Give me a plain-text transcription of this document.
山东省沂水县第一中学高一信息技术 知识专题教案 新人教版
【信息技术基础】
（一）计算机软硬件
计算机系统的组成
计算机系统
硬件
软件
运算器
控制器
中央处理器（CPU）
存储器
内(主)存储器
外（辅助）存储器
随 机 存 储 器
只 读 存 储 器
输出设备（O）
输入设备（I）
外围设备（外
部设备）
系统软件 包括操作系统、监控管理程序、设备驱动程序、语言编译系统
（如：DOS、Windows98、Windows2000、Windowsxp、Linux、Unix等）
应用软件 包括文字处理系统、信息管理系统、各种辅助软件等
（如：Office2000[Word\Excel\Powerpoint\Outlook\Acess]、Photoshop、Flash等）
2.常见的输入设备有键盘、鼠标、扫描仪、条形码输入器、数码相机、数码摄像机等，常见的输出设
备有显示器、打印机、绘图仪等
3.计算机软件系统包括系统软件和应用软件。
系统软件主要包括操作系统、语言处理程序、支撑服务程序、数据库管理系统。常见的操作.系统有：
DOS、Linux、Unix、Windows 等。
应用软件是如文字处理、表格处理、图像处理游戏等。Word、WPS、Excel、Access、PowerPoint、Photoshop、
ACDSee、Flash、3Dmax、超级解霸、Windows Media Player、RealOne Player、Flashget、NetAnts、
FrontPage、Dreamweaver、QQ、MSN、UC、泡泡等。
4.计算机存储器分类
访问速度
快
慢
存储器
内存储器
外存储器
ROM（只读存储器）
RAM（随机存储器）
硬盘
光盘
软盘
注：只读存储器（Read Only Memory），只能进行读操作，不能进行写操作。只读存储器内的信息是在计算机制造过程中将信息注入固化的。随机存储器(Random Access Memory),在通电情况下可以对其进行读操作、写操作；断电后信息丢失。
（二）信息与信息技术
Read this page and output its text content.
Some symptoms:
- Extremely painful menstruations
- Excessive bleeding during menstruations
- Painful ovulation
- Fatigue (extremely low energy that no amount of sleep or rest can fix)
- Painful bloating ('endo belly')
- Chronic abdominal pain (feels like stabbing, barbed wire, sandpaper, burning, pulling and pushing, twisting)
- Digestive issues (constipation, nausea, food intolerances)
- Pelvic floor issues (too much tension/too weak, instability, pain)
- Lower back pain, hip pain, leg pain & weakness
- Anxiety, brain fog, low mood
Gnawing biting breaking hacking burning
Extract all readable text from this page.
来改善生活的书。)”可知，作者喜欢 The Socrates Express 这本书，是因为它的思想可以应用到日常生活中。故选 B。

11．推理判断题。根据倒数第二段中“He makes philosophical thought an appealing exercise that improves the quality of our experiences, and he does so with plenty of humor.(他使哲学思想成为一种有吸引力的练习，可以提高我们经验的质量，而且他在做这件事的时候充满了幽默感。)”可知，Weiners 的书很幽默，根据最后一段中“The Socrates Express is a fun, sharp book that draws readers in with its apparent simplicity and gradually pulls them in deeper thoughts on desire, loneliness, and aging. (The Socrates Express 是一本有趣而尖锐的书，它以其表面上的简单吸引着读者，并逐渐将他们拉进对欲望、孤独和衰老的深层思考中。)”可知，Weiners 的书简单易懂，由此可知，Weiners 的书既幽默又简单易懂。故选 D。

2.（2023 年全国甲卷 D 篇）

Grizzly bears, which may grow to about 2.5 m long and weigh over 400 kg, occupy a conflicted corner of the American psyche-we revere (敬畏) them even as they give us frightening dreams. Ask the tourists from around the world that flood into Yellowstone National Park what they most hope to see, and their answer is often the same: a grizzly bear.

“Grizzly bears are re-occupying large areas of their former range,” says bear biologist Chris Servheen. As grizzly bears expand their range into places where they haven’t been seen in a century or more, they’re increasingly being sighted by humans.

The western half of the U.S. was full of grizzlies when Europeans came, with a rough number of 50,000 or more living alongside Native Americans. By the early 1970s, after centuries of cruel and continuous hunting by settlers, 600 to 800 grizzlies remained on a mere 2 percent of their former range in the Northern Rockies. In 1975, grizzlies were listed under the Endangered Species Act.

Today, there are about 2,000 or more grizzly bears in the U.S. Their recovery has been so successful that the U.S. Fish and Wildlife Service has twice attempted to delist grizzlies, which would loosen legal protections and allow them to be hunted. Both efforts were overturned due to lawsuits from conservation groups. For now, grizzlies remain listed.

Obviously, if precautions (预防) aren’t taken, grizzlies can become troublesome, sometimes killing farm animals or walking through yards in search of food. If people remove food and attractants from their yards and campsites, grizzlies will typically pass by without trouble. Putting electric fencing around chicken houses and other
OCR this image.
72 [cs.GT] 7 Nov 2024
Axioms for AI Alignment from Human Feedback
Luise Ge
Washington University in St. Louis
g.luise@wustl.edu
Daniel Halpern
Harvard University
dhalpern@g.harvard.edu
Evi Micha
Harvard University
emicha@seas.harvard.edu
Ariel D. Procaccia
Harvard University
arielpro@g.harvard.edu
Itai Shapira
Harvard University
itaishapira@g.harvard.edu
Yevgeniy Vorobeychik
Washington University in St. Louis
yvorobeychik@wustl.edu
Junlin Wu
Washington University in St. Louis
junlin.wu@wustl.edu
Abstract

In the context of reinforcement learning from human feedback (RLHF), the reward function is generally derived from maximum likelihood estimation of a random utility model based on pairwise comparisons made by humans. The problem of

——

WORK TO DO: Search the data above for the word "more", then gather each line in which it appears.

REPLY TO THE TASK:
“Grizzly bears are re-occupying large areas of their former range,” says bear biologist Chris Servheen. As grizzly bears expand their range into places where they haven’t been seen in a century or more, they’re increasingly being sighted by humans.
The western half of the U.S. was full of grizzlies when Europeans came, with a rough number of 50,000 or more living alongside Native Americans. By the early 1970s, after centuries of cruel and continuous hunting by settlers, 600 to 800 grizzlies remained on a mere 2 percent of their former range in the Northern Rockies. In 1975, grizzlies were listed under the Endangered Species Act.
Today, there are about 2,000 or more grizzly bears in the U.S. Their recovery has been so successful that the U.S. Fish and Wildlife Service has twice attempted to delist grizzlies, which would loosen legal protections and allow them to be hunted. Both efforts were overturned due to lawsuits from conservation groups. For now, grizzlies remain listed.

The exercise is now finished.